[Exercise]: Render the lines below as a numbered list, leaving out any blank lines. Omit the pictures from your answer.

Layout region records:
···

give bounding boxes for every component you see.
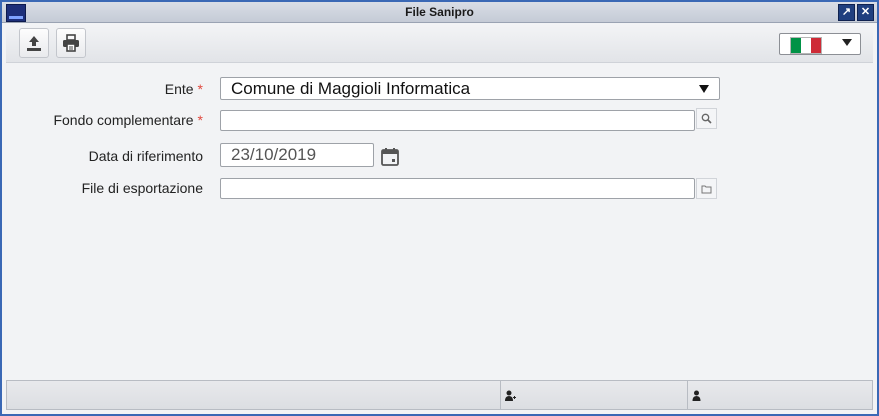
data-input[interactable]: 23/10/2019 bbox=[220, 143, 374, 167]
upload-icon bbox=[27, 36, 41, 51]
status-cell-user bbox=[687, 381, 701, 409]
print-button[interactable] bbox=[56, 28, 86, 58]
ente-label: Ente * bbox=[165, 81, 203, 97]
user-icon bbox=[692, 390, 701, 401]
window-title: File Sanipro bbox=[405, 5, 474, 19]
status-cell-user-add bbox=[500, 381, 516, 409]
ente-value: Comune di Maggioli Informatica bbox=[231, 79, 471, 98]
close-button[interactable]: ✕ bbox=[857, 4, 874, 21]
fondo-label-text: Fondo complementare bbox=[53, 112, 194, 128]
fondo-input[interactable] bbox=[220, 110, 695, 131]
fondo-label: Fondo complementare * bbox=[53, 112, 203, 128]
export-button[interactable] bbox=[19, 28, 49, 58]
file-browse-button[interactable] bbox=[696, 178, 717, 199]
ente-select[interactable]: Comune di Maggioli Informatica bbox=[220, 77, 720, 100]
status-bar bbox=[6, 380, 873, 410]
app-window: File Sanipro ↗ ✕ Ente * Comune di Maggio… bbox=[0, 0, 879, 416]
data-label: Data di riferimento bbox=[88, 148, 203, 164]
chevron-down-icon bbox=[842, 39, 852, 46]
italian-flag-icon bbox=[790, 37, 822, 54]
calendar-icon[interactable] bbox=[380, 147, 400, 167]
title-bar: File Sanipro ↗ ✕ bbox=[2, 2, 877, 23]
file-label: File di esportazione bbox=[81, 180, 203, 196]
file-input[interactable] bbox=[220, 178, 695, 199]
maximize-button[interactable]: ↗ bbox=[838, 4, 855, 21]
ente-label-text: Ente bbox=[164, 81, 194, 97]
dropdown-arrow-icon bbox=[699, 85, 709, 93]
toolbar bbox=[6, 24, 873, 63]
language-select[interactable] bbox=[779, 33, 861, 55]
folder-icon bbox=[701, 185, 712, 193]
user-add-icon bbox=[505, 390, 516, 401]
search-icon bbox=[701, 113, 712, 124]
printer-icon bbox=[63, 34, 79, 52]
required-marker: * bbox=[197, 112, 203, 128]
fondo-search-button[interactable] bbox=[696, 108, 717, 129]
required-marker: * bbox=[197, 81, 203, 97]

···

[Expected answer]:
1. give bounding boxes for every component you see.
2. data-input[interactable]: 23/10/2019 bbox=[220, 143, 374, 167]
3. upload-icon bbox=[27, 36, 41, 51]
4. status-cell-user bbox=[687, 381, 701, 409]
5. print-button[interactable] bbox=[56, 28, 86, 58]
6. ente-label: Ente * bbox=[165, 81, 203, 97]
7. user-icon bbox=[692, 390, 701, 401]
8. window-title: File Sanipro bbox=[405, 5, 474, 19]
9. status-cell-user-add bbox=[500, 381, 516, 409]
10. ente-value: Comune di Maggioli Informatica bbox=[231, 79, 471, 98]
11. close-button[interactable]: ✕ bbox=[857, 4, 874, 21]
12. fondo-label-text: Fondo complementare bbox=[53, 112, 194, 128]
13. fondo-input[interactable] bbox=[220, 110, 695, 131]
14. fondo-label: Fondo complementare * bbox=[53, 112, 203, 128]
15. export-button[interactable] bbox=[19, 28, 49, 58]
16. file-browse-button[interactable] bbox=[696, 178, 717, 199]
17. ente-select[interactable]: Comune di Maggioli Informatica bbox=[220, 77, 720, 100]
18. status-bar bbox=[6, 380, 873, 410]
19. app-window: File Sanipro ↗ ✕ Ente * Comune di Maggio… bbox=[0, 0, 879, 416]
20. data-label: Data di riferimento bbox=[88, 148, 203, 164]
21. chevron-down-icon bbox=[842, 39, 852, 46]
22. italian-flag-icon bbox=[790, 37, 822, 54]
23. calendar-icon[interactable] bbox=[380, 147, 400, 167]
24. title-bar: File Sanipro ↗ ✕ bbox=[2, 2, 877, 23]
25. file-label: File di esportazione bbox=[81, 180, 203, 196]
26. file-input[interactable] bbox=[220, 178, 695, 199]
27. maximize-button[interactable]: ↗ bbox=[838, 4, 855, 21]
28. ente-label-text: Ente bbox=[164, 81, 194, 97]
29. dropdown-arrow-icon bbox=[699, 85, 709, 93]
30. toolbar bbox=[6, 24, 873, 63]
31. language-select[interactable] bbox=[779, 33, 861, 55]
32. folder-icon bbox=[701, 185, 712, 193]
33. user-add-icon bbox=[505, 390, 516, 401]
34. search-icon bbox=[701, 113, 712, 124]
35. printer-icon bbox=[63, 34, 79, 52]
36. required-marker: * bbox=[197, 112, 203, 128]
37. fondo-search-button[interactable] bbox=[696, 108, 717, 129]
38. required-marker: * bbox=[197, 81, 203, 97]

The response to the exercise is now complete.